Select each line where the word "nghiệm" appears.

[Entries from a dataset]
···

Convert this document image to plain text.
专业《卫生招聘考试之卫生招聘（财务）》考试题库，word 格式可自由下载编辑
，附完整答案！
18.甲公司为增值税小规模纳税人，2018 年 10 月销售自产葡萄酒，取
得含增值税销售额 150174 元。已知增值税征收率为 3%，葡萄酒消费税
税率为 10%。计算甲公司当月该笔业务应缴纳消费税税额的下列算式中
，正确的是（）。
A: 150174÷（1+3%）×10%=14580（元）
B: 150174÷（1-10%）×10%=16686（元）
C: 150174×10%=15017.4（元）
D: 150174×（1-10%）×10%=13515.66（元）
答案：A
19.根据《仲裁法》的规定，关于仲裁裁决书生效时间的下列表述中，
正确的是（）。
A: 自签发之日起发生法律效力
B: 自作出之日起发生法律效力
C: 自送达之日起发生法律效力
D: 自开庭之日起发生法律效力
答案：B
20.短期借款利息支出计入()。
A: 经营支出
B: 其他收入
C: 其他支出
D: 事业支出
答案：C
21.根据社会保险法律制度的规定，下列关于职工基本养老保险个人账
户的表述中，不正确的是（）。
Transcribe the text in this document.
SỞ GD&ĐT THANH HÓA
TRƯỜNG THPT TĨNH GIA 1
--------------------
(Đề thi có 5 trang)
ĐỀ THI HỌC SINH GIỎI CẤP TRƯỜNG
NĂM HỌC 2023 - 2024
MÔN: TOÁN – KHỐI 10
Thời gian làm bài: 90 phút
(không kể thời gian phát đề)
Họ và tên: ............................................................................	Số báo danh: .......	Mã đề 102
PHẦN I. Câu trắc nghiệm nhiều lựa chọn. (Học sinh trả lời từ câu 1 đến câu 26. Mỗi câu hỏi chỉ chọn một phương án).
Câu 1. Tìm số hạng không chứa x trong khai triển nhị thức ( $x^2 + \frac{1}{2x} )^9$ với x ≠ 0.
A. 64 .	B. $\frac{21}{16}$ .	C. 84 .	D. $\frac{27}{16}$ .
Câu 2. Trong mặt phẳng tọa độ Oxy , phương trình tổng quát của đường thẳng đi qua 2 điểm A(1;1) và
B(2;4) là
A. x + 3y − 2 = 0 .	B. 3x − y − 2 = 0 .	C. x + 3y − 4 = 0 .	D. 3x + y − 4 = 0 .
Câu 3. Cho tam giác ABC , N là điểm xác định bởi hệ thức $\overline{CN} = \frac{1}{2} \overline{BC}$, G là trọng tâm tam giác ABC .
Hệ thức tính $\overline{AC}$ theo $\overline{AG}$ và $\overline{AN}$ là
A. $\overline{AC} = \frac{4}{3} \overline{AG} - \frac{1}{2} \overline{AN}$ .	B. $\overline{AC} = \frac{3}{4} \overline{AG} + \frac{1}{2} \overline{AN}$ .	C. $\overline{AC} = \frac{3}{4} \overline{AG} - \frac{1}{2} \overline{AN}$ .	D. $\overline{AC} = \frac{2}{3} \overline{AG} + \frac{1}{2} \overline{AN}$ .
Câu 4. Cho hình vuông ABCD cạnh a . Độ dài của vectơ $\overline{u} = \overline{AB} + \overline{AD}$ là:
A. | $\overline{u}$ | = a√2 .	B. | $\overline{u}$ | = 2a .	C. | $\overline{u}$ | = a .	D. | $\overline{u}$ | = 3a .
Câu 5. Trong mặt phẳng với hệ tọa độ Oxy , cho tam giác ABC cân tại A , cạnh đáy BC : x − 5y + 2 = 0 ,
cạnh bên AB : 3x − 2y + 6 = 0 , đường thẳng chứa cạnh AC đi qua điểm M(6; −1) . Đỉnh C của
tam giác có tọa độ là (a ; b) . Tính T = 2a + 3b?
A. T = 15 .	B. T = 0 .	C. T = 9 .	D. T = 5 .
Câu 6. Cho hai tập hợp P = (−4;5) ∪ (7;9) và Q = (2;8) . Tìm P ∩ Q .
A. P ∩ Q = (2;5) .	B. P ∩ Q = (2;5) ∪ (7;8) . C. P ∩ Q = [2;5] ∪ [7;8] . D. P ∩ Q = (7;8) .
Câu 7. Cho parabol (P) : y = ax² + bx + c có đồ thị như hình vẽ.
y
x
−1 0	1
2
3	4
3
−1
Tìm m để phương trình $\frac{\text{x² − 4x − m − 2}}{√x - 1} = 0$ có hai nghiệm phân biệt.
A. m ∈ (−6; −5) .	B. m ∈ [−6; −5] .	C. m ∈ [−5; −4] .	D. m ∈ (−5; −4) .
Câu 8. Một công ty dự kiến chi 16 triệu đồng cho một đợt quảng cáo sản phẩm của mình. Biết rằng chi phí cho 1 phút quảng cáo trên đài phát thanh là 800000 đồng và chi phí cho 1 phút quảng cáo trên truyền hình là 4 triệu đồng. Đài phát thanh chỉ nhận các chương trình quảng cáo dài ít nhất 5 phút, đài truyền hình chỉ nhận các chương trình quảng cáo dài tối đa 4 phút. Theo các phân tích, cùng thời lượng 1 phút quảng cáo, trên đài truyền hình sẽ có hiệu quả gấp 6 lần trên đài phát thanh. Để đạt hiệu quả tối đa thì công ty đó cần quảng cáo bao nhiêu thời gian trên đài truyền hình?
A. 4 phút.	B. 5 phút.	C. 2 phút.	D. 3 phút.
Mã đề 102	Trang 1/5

···

▸ Exercise response:
PHẦN I. Câu trắc nghiệm nhiều lựa chọn. (Học sinh trả lời từ câu 1 đến câu 26. Mỗi câu hỏi chỉ chọn một phương án).
Tìm m để phương trình $\frac{\text{x² − 4x − m − 2}}{√x - 1} = 0$ có hai nghiệm phân biệt.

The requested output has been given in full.